→ **Task statement**
Print the data exactly as it is given, please.
[START Input]
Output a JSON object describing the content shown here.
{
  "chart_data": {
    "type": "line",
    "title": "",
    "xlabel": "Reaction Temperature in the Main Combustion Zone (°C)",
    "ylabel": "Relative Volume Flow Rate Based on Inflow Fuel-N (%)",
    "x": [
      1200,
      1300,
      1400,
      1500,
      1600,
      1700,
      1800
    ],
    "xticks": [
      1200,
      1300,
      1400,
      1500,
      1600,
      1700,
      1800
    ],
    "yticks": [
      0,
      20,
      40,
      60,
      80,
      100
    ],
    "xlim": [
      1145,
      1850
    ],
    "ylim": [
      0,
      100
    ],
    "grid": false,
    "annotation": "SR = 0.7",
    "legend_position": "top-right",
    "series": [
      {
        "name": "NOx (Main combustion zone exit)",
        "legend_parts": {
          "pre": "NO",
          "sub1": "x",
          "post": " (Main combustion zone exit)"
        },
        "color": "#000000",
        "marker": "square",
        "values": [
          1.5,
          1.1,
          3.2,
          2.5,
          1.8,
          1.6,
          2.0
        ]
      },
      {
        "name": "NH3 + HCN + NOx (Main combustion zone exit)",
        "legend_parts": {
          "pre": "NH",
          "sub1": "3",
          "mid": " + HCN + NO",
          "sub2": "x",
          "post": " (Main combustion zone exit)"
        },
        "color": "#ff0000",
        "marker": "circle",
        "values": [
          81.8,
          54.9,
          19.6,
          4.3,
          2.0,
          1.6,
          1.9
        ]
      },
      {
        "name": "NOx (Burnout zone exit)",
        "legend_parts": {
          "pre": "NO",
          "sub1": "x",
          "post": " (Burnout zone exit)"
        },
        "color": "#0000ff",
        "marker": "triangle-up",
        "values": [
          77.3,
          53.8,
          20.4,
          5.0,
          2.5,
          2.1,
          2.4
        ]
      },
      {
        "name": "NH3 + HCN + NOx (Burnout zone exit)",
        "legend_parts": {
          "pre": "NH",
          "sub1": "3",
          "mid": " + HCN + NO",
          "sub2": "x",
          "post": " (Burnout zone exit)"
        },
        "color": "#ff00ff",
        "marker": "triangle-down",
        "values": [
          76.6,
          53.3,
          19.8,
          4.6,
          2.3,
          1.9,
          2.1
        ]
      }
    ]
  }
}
[END Input]
→ **Complete output**
Output a JSON object describing the content shown here.
{
  "chart_data": {
    "type": "line",
    "title": "",
    "xlabel": "Reaction Temperature in the Main Combustion Zone (°C)",
    "ylabel": "Relative Volume Flow Rate Based on Inflow Fuel-N (%)",
    "x": [
      1200,
      1300,
      1400,
      1500,
      1600,
      1700,
      1800
    ],
    "xticks": [
      1200,
      1300,
      1400,
      1500,
      1600,
      1700,
      1800
    ],
    "yticks": [
      0,
      20,
      40,
      60,
      80,
      100
    ],
    "xlim": [
      1145,
      1850
    ],
    "ylim": [
      0,
      100
    ],
    "grid": false,
    "annotation": "SR = 0.7",
    "legend_position": "top-right",
    "series": [
      {
        "name": "NOx (Main combustion zone exit)",
        "legend_parts": {
          "pre": "NO",
          "sub1": "x",
          "post": " (Main combustion zone exit)"
        },
        "color": "#000000",
        "marker": "square",
        "values": [
          1.5,
          1.1,
          3.2,
          2.5,
          1.8,
          1.6,
          2.0
        ]
      },
      {
        "name": "NH3 + HCN + NOx (Main combustion zone exit)",
        "legend_parts": {
          "pre": "NH",
          "sub1": "3",
          "mid": " + HCN + NO",
          "sub2": "x",
          "post": " (Main combustion zone exit)"
        },
        "color": "#ff0000",
        "marker": "circle",
        "values": [
          81.8,
          54.9,
          19.6,
          4.3,
          2.0,
          1.6,
          1.9
        ]
      },
      {
        "name": "NOx (Burnout zone exit)",
        "legend_parts": {
          "pre": "NO",
          "sub1": "x",
          "post": " (Burnout zone exit)"
        },
        "color": "#0000ff",
        "marker": "triangle-up",
        "values": [
          77.3,
          53.8,
          20.4,
          5.0,
          2.5,
          2.1,
          2.4
        ]
      },
      {
        "name": "NH3 + HCN + NOx (Burnout zone exit)",
        "legend_parts": {
          "pre": "NH",
          "sub1": "3",
          "mid": " + HCN + NO",
          "sub2": "x",
          "post": " (Burnout zone exit)"
        },
        "color": "#ff00ff",
        "marker": "triangle-down",
        "values": [
          76.6,
          53.3,
          19.8,
          4.6,
          2.3,
          1.9,
          2.1
        ]
      }
    ]
  }
}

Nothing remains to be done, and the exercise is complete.